-- Material for this task follows --
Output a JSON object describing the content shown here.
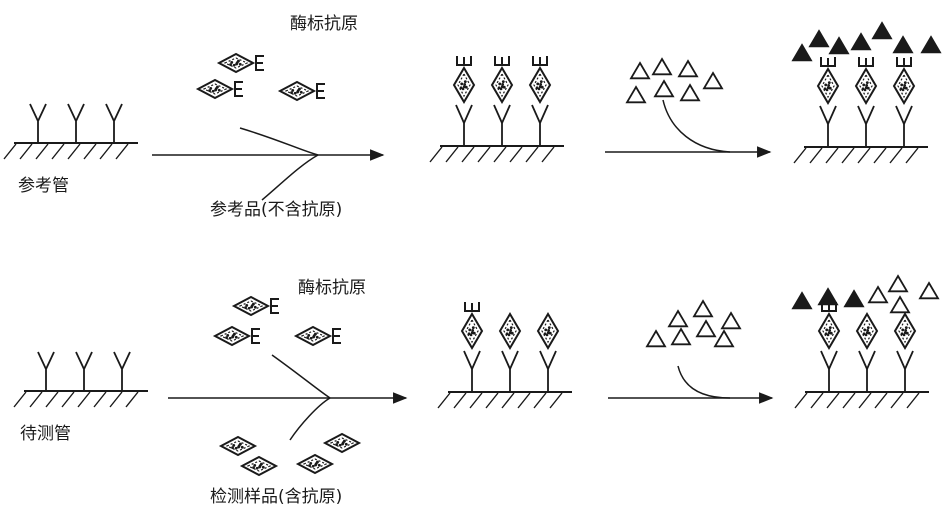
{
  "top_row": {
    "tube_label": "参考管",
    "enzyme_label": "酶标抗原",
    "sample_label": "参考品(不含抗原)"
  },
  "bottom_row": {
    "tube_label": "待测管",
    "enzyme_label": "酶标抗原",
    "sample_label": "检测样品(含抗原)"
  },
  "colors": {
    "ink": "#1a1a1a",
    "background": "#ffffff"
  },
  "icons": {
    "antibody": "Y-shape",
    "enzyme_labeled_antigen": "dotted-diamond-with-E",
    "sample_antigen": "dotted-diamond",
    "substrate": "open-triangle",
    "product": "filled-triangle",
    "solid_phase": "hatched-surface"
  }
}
-- Material for this task concluded --
-- Material for this task follows --
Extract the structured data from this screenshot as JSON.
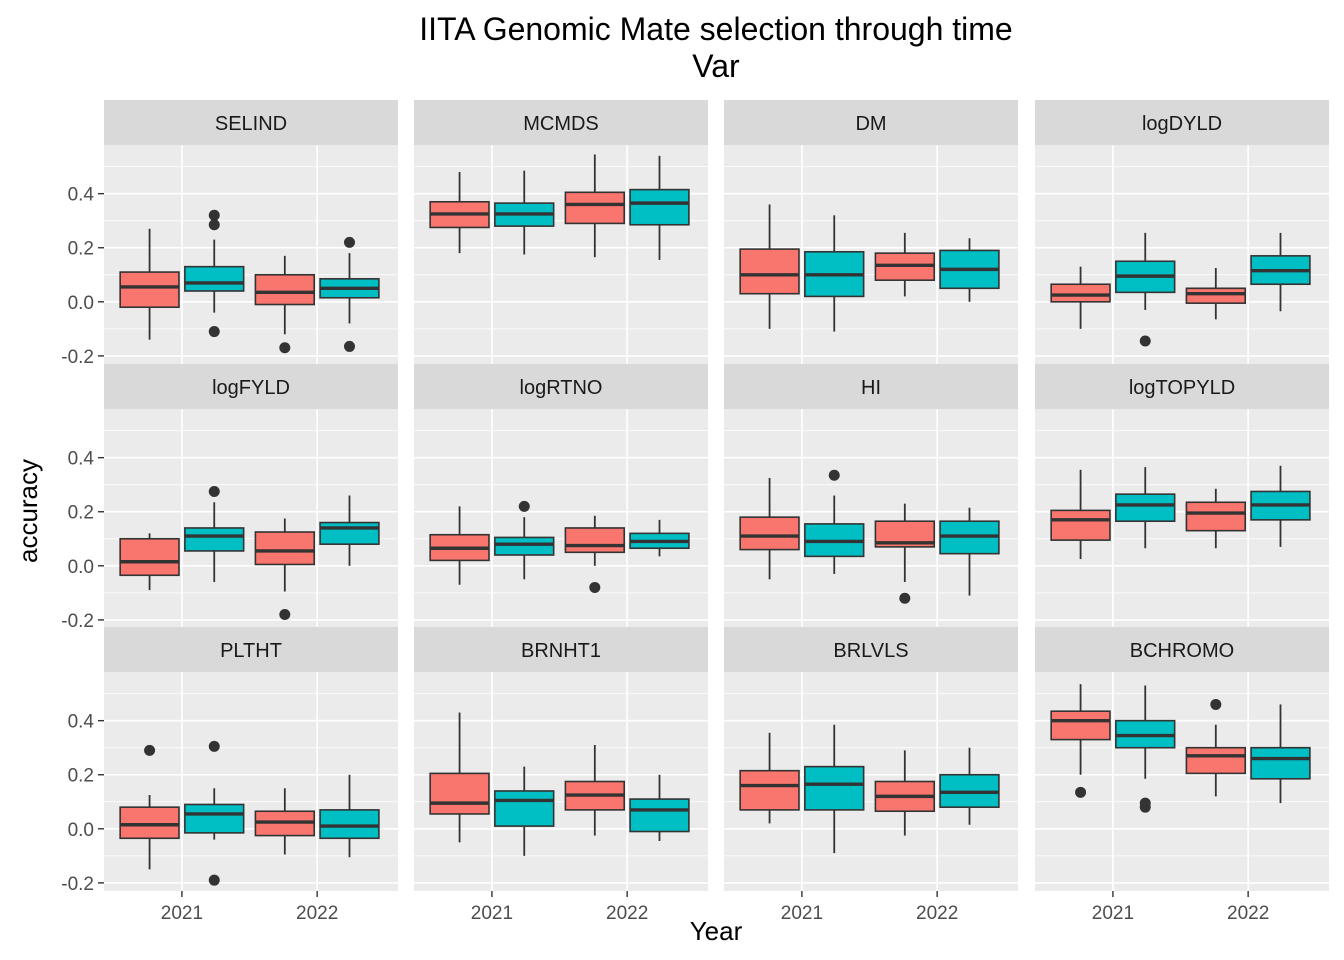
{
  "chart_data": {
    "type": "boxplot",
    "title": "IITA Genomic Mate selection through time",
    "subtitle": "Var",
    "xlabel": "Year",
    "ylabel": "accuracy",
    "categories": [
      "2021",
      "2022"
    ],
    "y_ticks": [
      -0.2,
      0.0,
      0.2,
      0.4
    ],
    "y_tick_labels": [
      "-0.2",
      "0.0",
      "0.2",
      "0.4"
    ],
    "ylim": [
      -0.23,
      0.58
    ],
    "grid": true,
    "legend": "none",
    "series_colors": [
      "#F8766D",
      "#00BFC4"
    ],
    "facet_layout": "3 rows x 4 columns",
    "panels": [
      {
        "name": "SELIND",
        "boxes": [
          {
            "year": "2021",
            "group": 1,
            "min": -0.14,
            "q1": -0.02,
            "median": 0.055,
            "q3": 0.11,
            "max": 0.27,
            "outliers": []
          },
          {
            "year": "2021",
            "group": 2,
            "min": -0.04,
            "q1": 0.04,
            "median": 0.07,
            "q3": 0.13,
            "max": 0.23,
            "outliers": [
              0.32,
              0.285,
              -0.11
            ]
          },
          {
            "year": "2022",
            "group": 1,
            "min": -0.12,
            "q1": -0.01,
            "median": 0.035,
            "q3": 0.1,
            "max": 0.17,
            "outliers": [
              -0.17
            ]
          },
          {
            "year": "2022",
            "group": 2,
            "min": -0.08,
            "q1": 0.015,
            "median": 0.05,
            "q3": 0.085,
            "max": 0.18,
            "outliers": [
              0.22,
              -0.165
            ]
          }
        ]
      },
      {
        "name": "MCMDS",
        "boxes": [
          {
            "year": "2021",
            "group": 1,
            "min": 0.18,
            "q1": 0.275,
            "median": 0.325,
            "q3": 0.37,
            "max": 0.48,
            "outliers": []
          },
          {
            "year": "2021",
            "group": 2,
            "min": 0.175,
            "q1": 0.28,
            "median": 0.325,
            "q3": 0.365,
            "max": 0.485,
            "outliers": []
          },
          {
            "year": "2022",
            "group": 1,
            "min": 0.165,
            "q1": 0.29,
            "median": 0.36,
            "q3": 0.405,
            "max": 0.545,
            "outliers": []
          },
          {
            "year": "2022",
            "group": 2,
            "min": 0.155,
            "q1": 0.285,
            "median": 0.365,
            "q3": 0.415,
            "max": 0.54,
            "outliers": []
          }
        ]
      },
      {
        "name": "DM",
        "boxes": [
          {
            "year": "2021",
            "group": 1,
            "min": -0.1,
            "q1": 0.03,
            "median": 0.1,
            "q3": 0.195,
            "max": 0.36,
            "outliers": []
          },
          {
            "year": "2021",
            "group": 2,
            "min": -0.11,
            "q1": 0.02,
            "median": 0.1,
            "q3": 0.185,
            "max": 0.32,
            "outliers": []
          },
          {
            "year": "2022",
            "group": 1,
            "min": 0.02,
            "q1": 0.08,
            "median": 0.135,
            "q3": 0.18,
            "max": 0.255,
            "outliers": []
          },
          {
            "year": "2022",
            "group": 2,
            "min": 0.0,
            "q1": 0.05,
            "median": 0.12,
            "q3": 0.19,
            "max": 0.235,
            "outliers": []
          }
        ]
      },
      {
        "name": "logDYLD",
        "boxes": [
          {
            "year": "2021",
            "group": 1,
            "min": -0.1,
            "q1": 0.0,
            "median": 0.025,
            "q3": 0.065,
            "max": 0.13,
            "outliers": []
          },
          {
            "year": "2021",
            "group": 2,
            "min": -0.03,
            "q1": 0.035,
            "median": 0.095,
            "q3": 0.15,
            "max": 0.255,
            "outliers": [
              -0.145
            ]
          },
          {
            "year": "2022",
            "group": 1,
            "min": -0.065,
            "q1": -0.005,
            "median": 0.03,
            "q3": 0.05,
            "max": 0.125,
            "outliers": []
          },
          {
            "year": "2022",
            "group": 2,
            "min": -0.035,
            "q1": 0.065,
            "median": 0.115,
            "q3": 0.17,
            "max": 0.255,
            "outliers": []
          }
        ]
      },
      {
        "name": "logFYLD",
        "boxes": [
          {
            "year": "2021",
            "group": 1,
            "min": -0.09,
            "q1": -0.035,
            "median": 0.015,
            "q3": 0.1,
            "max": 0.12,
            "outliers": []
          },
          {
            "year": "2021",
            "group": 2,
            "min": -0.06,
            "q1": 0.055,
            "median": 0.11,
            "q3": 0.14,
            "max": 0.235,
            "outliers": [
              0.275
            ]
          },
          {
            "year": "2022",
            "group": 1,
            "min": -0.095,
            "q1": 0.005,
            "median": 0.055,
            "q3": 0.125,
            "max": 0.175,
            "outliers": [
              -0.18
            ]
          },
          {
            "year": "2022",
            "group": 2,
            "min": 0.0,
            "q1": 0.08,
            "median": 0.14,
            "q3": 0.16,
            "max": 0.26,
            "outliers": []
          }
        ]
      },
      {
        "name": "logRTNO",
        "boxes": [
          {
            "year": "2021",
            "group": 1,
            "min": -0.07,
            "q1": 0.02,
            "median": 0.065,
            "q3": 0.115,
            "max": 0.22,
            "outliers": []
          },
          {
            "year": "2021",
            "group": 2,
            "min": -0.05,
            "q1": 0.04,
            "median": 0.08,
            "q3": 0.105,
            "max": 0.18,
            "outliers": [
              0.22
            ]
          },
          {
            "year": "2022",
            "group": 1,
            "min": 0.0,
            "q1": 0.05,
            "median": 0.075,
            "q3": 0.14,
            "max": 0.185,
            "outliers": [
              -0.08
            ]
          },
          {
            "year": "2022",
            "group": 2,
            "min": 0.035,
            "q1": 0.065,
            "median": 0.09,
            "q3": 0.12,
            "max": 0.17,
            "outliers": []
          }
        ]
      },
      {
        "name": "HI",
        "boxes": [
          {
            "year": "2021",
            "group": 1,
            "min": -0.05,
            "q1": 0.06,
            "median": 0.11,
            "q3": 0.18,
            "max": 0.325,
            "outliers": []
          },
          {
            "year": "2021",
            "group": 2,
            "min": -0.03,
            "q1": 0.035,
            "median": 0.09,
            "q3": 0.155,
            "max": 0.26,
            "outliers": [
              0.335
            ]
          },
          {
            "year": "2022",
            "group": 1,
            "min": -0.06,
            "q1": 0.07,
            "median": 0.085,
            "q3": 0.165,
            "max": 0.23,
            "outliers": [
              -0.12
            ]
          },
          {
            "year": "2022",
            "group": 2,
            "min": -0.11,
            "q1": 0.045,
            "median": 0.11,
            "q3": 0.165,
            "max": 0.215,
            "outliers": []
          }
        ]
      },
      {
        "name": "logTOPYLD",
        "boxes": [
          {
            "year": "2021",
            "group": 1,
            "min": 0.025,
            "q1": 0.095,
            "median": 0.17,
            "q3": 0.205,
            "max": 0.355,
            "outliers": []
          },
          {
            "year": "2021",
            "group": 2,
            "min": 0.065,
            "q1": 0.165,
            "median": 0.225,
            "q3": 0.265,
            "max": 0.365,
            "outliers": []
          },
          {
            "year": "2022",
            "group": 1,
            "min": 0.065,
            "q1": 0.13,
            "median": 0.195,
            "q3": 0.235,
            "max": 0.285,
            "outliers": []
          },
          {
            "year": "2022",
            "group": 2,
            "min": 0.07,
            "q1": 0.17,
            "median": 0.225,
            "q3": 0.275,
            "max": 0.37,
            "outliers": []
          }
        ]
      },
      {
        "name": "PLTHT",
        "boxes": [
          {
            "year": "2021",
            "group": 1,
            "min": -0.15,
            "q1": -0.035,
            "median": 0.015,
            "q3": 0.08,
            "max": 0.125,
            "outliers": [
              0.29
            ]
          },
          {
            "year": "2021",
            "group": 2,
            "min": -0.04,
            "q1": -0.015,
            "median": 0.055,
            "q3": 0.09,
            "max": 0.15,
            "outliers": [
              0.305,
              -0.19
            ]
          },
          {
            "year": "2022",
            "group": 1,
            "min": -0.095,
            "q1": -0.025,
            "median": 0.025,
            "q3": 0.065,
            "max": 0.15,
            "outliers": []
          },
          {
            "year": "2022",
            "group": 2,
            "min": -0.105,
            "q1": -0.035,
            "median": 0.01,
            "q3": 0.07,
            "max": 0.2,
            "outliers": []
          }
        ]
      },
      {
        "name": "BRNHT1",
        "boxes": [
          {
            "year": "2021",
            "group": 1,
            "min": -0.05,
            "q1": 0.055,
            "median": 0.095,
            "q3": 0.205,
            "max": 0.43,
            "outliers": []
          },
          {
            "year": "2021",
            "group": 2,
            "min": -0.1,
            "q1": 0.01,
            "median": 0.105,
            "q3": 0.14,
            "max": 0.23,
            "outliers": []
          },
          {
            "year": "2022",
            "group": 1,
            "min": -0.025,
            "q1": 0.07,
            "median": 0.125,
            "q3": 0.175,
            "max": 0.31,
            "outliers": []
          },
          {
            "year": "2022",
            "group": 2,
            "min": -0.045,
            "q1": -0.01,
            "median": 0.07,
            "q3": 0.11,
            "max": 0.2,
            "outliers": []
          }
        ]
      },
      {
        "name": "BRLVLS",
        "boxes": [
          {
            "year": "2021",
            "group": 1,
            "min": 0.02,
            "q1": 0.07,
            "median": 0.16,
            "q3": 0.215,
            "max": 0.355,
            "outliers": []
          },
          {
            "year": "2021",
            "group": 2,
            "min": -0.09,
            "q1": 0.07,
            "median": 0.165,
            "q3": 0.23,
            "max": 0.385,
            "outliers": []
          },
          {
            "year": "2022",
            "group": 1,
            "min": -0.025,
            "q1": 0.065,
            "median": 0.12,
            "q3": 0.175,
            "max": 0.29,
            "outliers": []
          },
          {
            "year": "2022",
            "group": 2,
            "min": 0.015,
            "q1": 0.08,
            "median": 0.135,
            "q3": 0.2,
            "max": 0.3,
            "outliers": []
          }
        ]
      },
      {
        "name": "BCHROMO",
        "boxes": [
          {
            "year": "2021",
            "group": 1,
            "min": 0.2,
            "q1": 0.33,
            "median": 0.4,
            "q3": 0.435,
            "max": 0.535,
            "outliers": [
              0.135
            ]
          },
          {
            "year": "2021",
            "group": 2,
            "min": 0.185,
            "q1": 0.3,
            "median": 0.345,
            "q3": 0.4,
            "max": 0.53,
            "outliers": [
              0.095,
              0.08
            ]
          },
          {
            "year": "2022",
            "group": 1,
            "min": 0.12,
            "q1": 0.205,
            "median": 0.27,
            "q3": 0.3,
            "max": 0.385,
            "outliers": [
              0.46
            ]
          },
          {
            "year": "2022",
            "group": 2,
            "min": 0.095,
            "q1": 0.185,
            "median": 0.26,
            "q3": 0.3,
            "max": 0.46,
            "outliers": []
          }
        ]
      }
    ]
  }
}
-- Material for this task concluded --
- Instructions for the task -
Once the lines above that include "triangle" are counted, report the number and nothing else.

- Task output -
2